----- Data listing -----
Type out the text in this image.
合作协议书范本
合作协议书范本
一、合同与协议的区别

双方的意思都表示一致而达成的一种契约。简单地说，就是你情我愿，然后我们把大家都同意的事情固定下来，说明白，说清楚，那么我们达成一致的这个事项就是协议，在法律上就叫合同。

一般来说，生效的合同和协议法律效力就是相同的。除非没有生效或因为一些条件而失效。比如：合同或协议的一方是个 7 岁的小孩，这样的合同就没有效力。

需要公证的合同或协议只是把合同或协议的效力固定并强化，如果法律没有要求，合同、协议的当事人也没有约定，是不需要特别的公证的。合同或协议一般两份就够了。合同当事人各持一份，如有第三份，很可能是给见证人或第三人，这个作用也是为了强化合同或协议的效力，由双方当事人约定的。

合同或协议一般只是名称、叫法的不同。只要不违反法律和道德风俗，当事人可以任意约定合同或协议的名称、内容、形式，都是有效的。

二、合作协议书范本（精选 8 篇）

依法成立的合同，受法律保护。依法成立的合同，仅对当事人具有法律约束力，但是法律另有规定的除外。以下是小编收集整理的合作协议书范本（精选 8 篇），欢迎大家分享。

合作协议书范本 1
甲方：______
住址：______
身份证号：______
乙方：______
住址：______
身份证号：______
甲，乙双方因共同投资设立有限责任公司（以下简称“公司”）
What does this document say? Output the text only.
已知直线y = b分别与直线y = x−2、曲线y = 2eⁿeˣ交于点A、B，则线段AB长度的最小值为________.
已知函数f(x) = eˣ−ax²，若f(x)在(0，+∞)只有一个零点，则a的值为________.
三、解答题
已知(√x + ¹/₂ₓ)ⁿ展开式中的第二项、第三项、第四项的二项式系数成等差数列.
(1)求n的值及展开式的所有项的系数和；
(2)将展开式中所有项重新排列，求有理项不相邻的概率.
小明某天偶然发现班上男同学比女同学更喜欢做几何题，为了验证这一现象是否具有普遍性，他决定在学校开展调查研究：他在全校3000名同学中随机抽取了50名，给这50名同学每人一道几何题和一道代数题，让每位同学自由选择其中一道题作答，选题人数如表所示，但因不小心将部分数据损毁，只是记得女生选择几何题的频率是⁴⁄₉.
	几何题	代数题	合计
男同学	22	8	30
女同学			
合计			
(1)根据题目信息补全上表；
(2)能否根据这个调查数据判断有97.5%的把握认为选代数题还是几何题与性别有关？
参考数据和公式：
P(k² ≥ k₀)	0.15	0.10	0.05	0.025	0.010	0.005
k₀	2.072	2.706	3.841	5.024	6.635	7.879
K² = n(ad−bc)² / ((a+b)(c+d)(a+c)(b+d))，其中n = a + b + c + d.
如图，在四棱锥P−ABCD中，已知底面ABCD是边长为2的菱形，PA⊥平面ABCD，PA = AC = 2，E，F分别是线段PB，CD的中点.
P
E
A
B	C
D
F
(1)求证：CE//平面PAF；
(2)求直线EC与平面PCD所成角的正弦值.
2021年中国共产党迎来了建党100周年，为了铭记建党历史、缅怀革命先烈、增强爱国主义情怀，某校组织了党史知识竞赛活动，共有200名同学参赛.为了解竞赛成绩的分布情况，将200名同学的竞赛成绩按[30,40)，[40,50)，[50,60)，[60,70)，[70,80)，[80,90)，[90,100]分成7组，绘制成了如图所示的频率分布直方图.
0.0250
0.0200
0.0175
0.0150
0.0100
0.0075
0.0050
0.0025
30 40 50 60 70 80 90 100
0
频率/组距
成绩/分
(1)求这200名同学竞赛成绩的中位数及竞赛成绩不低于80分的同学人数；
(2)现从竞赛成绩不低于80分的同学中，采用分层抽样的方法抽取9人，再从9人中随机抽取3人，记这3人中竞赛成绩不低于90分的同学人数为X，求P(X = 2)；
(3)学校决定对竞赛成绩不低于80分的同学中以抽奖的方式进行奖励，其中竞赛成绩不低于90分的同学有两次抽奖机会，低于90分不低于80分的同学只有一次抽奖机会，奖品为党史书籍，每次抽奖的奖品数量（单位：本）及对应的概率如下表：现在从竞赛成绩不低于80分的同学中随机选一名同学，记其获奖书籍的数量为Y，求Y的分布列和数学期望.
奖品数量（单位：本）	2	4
-----
> [Exercise prompt]
Copy every line above that includes the string "text".

> [Result]
Type out the text in this image.
What does this document say? Output the text only.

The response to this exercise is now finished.